# start of MATERIAL FOR THIS TASK
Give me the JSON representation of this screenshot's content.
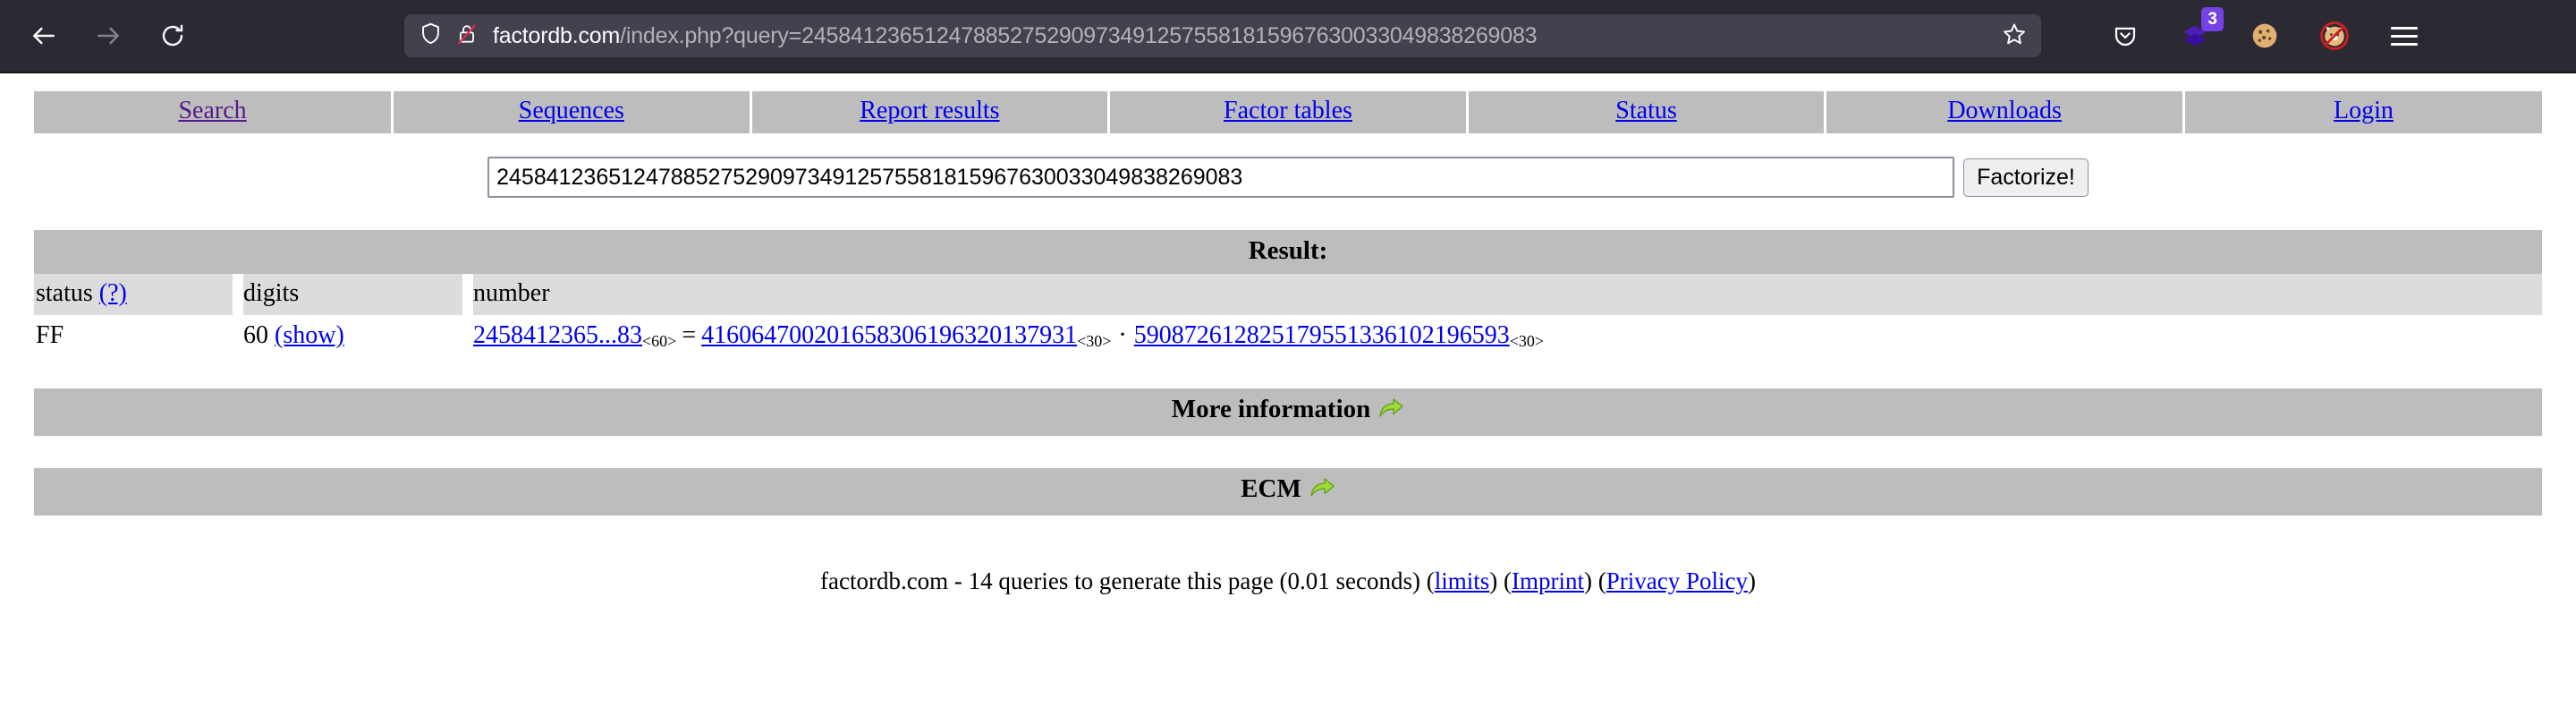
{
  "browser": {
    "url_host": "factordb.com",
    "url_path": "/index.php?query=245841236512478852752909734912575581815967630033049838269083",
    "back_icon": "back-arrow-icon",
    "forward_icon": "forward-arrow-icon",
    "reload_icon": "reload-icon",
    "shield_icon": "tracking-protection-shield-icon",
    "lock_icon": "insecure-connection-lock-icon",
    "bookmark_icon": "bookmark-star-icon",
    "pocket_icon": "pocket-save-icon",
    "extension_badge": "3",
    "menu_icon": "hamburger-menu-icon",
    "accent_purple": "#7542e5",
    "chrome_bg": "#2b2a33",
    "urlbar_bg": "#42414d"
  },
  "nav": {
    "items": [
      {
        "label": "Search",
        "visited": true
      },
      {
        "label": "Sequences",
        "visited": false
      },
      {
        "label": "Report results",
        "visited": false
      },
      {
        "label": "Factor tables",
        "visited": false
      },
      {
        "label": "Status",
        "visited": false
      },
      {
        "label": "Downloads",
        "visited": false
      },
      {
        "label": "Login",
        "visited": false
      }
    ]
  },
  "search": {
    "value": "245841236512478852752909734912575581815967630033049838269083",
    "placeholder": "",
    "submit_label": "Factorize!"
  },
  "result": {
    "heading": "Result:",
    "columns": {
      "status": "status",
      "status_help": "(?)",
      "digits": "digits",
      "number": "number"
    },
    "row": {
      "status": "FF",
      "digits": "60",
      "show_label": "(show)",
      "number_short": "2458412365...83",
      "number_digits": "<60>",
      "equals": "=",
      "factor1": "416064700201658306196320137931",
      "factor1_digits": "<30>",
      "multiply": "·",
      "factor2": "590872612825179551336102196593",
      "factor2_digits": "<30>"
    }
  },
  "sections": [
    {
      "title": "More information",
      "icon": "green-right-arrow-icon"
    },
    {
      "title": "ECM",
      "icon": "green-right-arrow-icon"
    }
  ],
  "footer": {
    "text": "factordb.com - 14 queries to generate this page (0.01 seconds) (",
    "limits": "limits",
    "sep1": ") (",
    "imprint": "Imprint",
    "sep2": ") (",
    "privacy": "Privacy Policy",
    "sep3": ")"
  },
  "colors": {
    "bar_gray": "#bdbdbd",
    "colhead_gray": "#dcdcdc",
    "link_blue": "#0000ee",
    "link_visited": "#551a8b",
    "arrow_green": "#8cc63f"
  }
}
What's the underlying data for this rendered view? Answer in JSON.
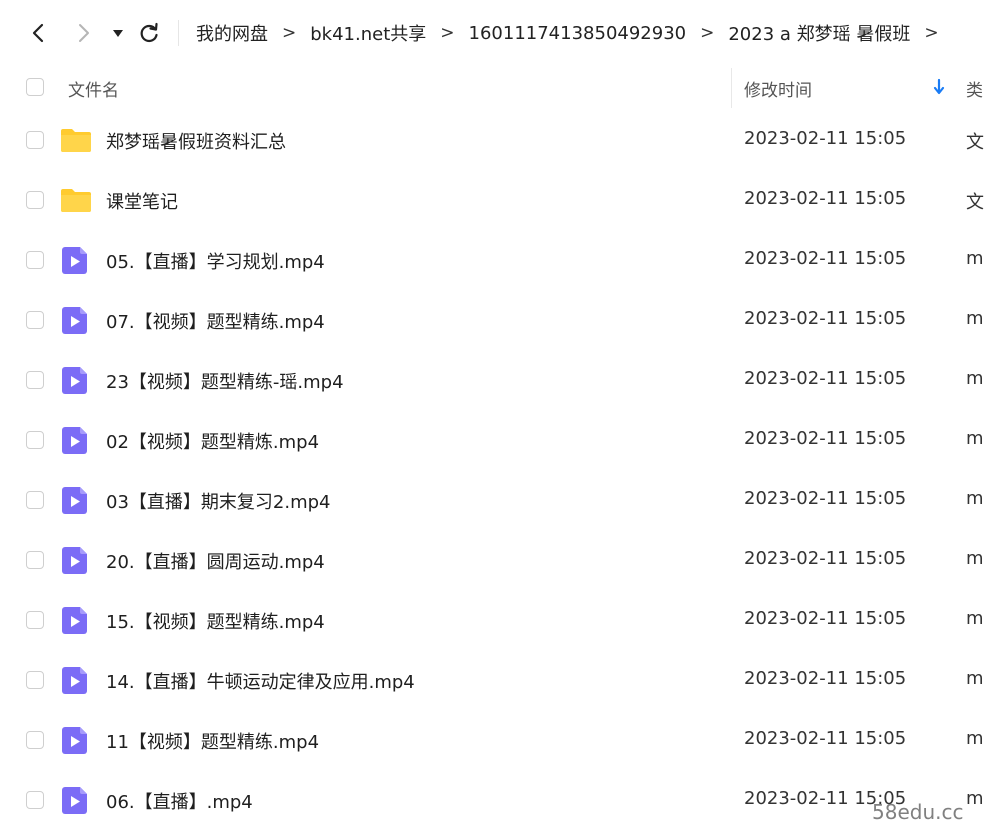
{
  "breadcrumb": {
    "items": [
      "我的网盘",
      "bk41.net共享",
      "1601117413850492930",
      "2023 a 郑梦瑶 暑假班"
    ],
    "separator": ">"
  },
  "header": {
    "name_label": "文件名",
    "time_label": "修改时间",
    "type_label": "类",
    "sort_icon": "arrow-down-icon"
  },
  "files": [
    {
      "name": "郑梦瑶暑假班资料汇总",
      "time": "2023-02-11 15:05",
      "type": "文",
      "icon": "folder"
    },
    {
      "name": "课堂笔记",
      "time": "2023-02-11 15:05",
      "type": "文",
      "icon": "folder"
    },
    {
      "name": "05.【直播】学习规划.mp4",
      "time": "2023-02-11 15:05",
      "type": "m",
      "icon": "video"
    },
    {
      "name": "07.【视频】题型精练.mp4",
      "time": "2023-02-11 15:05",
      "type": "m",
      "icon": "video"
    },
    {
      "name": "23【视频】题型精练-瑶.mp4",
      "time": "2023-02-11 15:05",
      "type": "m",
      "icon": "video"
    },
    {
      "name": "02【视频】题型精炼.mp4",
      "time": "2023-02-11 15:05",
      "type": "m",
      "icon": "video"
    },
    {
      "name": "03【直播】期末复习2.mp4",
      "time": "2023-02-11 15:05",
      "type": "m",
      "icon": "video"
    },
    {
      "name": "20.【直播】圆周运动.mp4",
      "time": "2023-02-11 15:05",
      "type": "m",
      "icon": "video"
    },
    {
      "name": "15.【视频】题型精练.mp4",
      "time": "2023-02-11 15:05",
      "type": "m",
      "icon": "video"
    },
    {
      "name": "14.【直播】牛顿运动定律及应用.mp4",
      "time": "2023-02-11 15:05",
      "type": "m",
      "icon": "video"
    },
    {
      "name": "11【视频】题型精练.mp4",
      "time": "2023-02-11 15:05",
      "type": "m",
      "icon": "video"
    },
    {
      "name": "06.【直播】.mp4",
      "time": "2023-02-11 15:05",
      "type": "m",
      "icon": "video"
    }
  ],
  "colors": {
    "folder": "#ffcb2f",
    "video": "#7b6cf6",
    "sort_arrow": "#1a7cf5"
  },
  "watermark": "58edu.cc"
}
# end of MATERIAL FOR THIS TASK
▶ INSTRUCTIONS TO FOLLOW
Look above for lines with the word "factordb" and copy them all.

▶ TASK SOLUTION
    "url_host": "factordb.com",
    "text": "factordb.com - 14 queries to generate this page (0.01 seconds) (",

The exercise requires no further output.